What to work on
Where a line in the listing contains the string "Groups", copy that line out.

** START OF Excerpted records **

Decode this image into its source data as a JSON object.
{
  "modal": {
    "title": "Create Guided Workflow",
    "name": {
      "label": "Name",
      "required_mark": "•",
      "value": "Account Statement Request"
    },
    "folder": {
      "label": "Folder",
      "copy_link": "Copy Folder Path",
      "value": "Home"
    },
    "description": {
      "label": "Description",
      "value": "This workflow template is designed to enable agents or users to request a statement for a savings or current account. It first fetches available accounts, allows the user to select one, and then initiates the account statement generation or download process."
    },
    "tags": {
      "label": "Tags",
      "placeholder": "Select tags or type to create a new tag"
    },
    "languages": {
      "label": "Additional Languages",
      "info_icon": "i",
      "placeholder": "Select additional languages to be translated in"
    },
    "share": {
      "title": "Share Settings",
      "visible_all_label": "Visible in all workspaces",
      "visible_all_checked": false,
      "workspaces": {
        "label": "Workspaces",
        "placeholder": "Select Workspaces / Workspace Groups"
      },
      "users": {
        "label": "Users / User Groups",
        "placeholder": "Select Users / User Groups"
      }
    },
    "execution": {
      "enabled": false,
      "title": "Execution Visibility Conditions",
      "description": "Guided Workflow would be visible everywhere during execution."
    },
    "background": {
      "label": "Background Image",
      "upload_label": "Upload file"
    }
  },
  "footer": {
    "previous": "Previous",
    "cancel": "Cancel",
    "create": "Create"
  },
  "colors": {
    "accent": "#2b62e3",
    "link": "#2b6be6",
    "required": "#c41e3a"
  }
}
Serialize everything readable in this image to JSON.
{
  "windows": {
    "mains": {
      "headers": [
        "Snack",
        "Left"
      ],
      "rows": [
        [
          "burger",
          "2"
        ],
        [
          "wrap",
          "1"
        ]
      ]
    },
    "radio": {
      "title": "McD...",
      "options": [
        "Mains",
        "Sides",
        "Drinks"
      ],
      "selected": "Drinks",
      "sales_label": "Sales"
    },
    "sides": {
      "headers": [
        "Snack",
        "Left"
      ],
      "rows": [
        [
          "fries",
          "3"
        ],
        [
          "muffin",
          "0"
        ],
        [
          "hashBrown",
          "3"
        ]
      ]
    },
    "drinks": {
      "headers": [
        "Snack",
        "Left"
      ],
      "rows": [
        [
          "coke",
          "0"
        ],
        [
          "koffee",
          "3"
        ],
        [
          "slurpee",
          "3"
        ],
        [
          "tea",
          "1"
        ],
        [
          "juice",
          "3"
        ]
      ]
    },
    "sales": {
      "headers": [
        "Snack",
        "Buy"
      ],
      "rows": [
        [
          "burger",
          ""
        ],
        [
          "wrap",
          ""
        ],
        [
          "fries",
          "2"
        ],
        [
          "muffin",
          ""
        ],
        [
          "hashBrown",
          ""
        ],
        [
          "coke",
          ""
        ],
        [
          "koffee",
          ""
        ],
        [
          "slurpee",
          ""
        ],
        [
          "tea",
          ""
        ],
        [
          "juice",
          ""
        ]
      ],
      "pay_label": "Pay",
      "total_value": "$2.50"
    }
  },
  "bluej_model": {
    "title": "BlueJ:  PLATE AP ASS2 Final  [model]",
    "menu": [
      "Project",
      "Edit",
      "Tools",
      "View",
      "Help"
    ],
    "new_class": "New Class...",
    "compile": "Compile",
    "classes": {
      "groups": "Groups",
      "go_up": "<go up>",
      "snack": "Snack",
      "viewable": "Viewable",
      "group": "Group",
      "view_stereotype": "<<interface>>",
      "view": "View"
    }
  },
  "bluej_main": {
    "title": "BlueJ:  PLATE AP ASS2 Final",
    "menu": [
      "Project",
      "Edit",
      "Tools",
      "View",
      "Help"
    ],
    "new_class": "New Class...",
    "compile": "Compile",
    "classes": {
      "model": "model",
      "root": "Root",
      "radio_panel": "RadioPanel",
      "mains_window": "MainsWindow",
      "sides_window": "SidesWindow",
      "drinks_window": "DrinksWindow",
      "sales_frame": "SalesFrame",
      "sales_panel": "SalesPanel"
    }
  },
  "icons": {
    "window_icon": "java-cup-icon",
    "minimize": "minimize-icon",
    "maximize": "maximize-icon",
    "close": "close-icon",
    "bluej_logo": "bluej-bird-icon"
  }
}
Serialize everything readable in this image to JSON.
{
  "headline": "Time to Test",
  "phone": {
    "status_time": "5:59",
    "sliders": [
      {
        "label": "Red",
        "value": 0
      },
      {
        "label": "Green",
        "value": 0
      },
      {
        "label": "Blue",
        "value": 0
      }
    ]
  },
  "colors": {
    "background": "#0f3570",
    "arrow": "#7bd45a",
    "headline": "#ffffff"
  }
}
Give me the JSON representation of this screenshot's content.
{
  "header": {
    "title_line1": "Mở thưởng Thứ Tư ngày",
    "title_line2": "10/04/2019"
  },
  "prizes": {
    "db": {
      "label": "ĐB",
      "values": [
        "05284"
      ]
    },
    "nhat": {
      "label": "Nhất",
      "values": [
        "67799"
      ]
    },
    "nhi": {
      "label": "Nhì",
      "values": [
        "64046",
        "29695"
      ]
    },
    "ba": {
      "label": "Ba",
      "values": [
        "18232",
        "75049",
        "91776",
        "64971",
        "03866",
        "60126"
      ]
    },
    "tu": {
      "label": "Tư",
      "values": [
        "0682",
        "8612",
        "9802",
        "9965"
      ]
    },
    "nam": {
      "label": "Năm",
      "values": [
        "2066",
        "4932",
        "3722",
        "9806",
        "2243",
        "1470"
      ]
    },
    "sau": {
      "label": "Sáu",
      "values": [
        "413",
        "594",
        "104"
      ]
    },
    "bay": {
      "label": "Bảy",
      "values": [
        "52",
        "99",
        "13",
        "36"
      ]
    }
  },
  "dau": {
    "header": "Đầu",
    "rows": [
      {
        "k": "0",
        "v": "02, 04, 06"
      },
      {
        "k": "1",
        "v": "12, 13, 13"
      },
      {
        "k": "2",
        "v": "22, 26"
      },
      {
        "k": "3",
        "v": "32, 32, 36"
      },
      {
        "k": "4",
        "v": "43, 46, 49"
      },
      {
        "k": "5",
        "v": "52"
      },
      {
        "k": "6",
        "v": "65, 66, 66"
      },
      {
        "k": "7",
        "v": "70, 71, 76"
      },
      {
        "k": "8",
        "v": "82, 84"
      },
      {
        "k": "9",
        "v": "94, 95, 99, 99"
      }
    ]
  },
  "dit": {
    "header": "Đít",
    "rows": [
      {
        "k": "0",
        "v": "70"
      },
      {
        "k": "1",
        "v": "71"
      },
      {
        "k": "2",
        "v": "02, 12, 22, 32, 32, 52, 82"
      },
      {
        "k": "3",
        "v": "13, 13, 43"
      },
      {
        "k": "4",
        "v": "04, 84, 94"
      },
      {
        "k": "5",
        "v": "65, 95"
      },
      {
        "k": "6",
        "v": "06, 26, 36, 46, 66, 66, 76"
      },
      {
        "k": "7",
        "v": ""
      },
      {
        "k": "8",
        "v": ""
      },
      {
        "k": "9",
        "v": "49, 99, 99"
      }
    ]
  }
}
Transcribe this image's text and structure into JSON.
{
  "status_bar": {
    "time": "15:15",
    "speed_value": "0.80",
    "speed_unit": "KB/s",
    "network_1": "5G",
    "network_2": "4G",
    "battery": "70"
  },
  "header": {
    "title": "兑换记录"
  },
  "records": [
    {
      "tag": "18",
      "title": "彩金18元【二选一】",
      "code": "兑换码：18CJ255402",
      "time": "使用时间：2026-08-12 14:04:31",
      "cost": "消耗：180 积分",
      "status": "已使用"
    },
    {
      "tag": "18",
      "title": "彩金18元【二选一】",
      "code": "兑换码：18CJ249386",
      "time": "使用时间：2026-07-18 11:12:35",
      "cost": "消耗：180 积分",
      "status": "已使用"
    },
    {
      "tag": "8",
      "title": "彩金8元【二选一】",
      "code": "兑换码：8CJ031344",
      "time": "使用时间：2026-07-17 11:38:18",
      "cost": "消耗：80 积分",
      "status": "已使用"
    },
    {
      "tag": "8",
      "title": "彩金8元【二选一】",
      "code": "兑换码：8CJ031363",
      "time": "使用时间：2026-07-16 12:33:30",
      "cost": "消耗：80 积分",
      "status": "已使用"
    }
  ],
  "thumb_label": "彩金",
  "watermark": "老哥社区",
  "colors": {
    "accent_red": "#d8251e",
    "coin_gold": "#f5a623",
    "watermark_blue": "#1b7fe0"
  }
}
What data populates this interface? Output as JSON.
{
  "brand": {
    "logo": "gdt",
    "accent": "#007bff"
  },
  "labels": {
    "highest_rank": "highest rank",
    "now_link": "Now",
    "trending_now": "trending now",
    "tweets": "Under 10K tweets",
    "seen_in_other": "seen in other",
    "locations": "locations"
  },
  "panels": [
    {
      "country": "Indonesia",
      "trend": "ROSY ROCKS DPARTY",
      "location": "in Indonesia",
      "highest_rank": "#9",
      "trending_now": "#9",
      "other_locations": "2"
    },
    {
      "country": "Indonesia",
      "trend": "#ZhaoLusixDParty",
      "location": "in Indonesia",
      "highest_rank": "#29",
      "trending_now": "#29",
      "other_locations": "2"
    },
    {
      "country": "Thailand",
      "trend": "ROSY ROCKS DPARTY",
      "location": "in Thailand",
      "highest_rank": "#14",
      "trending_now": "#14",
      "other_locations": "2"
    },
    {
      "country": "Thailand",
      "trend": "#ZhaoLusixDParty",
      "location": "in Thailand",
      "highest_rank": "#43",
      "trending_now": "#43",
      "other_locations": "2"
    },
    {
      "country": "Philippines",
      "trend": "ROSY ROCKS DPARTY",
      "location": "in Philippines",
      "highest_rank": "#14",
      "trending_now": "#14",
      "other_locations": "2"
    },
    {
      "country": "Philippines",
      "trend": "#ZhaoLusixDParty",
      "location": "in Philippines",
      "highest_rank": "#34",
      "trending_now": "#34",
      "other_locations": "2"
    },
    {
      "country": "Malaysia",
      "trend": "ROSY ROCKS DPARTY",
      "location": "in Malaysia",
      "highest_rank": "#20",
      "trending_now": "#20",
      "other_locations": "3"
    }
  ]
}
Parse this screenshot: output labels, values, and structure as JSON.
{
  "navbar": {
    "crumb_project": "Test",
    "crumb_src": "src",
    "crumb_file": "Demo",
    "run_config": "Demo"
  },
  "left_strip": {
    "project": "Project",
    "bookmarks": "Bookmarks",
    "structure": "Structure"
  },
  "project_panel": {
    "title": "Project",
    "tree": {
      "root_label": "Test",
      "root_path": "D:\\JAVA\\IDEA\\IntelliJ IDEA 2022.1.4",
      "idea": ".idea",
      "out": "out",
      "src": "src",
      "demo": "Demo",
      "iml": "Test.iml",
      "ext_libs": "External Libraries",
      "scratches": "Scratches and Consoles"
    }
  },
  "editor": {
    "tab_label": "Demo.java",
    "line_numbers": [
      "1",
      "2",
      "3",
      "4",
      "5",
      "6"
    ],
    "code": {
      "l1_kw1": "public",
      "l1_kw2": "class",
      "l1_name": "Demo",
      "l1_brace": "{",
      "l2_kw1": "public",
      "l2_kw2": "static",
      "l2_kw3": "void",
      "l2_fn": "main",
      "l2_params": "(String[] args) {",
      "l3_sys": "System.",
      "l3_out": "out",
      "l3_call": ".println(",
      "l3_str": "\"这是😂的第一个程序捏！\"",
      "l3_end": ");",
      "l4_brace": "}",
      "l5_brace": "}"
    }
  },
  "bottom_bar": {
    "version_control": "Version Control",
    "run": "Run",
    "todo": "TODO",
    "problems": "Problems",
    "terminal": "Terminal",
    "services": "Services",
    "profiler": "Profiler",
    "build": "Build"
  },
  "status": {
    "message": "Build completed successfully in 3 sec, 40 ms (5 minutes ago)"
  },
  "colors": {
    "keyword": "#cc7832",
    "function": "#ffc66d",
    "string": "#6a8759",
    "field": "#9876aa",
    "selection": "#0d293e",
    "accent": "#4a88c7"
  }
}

** END OF Excerpted records **

Response to the task
        "placeholder": "Select Workspaces / Workspace Groups"
        "label": "Users / User Groups",
        "placeholder": "Select Users / User Groups"
      "groups": "Groups",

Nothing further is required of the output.